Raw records
____
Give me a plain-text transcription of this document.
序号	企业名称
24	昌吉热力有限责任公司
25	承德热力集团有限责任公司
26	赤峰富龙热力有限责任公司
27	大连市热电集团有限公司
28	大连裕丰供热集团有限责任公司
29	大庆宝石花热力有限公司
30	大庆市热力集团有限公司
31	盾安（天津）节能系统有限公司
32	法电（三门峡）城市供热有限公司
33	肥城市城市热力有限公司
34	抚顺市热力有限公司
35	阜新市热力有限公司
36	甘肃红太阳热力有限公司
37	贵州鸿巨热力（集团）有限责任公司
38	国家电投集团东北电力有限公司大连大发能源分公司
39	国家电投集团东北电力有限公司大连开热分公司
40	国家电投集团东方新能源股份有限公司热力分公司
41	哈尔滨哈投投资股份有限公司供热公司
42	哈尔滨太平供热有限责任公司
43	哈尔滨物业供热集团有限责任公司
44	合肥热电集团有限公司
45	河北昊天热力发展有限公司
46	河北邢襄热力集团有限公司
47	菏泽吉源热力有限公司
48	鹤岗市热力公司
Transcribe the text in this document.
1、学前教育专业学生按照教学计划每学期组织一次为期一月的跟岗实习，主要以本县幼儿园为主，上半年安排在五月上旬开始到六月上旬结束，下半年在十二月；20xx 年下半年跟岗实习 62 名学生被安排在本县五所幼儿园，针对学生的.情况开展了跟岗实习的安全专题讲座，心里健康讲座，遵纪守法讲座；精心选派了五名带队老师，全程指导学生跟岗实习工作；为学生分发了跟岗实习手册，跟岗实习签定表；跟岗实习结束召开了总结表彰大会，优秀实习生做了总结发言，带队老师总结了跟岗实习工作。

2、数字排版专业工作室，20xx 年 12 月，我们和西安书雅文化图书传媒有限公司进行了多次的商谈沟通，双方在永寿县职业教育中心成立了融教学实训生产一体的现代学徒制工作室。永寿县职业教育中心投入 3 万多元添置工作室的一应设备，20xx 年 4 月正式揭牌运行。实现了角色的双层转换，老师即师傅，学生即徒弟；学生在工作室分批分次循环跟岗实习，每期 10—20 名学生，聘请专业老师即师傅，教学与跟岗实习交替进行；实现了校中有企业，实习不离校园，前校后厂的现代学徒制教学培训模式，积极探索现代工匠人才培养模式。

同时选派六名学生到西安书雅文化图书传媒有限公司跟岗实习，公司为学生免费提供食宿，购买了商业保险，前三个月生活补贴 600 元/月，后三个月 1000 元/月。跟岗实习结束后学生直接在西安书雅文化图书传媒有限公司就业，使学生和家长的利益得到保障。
____
What you should do: Scan the lines for the string "text". Copy out each line that matches.

Answer below:
Give me a plain-text transcription of this document.
Transcribe the text in this document.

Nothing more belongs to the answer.